= EXCERPTED TEXT =
The first thing is to supply a description of all expected possible ranges. For example you only show up to 5. What if the Count is actual 10, 15, 500 or larger in a real case. You should also describe what you might want for no values.
To display different text for a numeric value SAS uses custom formats that you write. Then you apply the format to an appropriate variable as needed.
Here a brief example of creating a format and then using a procedure that gives a bit more control of displayed output than Proc Freq where you can specify the format for the statistic.
roc format; value mynrange 1 - 2 = ' 1-2' 3 - 5 = ' 3-5' 6 -10 = ' 6-10' 11 - high ='11+' ; proc tabulate data=client; class county; table county=' ', n="# case range"*f=mynrange. /box=County ; run;
In the Value statement of the Proc Format code the - left of the = is a range indicator, not the hyphen of the displayed values. There are options that let you indicate whether the end points are included or not in the range plus some other keywords allowed for the value list.

= DIRECTIVES =
a – From the SAS formats text, return the part starting with "To display different" and going on through "for the statistic.".
b – Resume the SAS formats text from the point where it stops.
The data that comes next has nothing to do with the SAS formats text.

= GIVEN DATA =

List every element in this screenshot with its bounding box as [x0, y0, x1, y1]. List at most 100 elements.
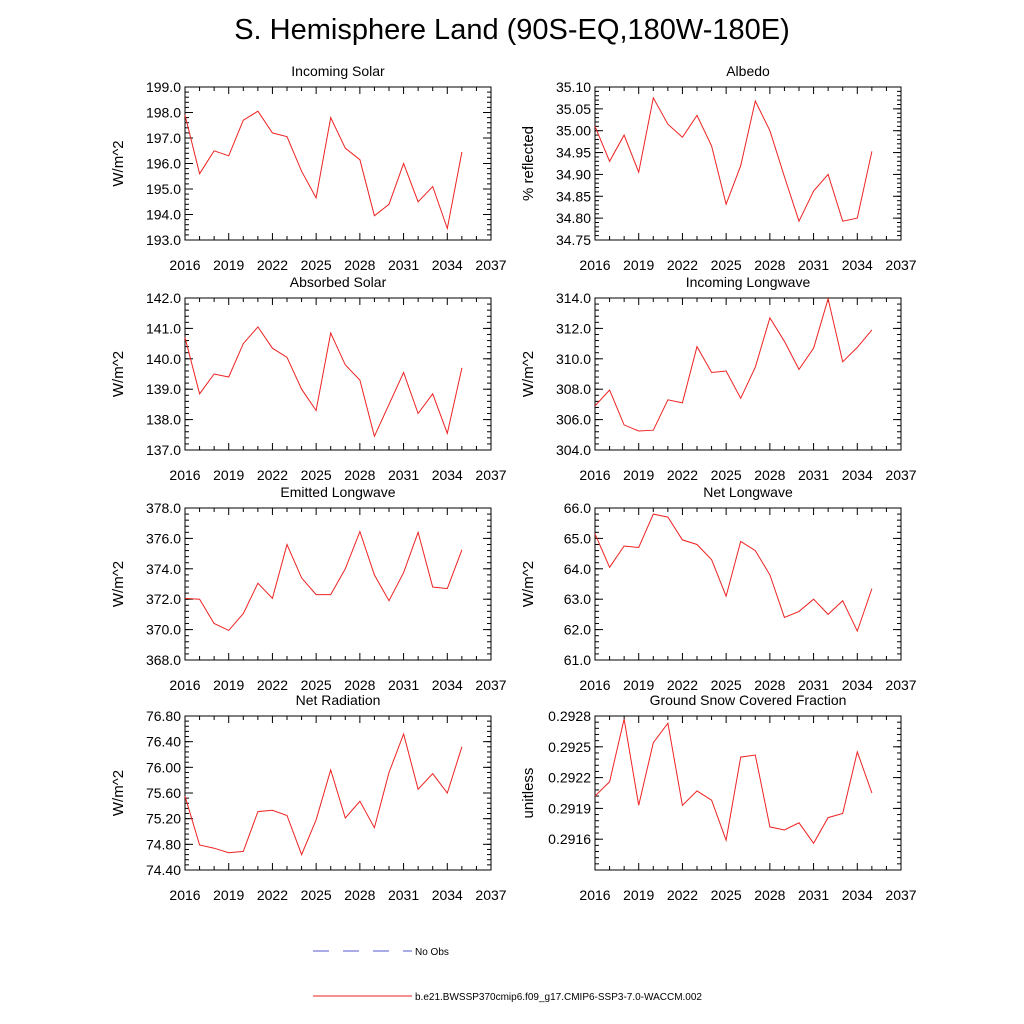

= OUTPUTS BY TASK =
a –
To display different text for a numeric value SAS uses custom formats that you write. Then you apply the format to an appropriate variable as needed.
Here a brief example of creating a format and then using a procedure that gives a bit more control of displayed output than Proc Freq where you can specify the format for the statistic.

b –
Proc tabulate is another reporting procedure that has more control over displayed tables but a different choice of statistics than Proc Freq. The statistic, such as n, followed by ="something" is the label that the statistic will use for the procedure output, the *f=<some format> allows you to specify a format for the specific use of the statistic in that use.
OK, so here's some code. The results are below the code. Is this what you need? In the results I have two tables. The first is not categorized into ranges. I just put the first table there so you can see the difference that the Proc Format makes when I assign the ranges. The TITLE function that I used should be replaced by a TITLE (without a %) that is suitable for your SAS environment.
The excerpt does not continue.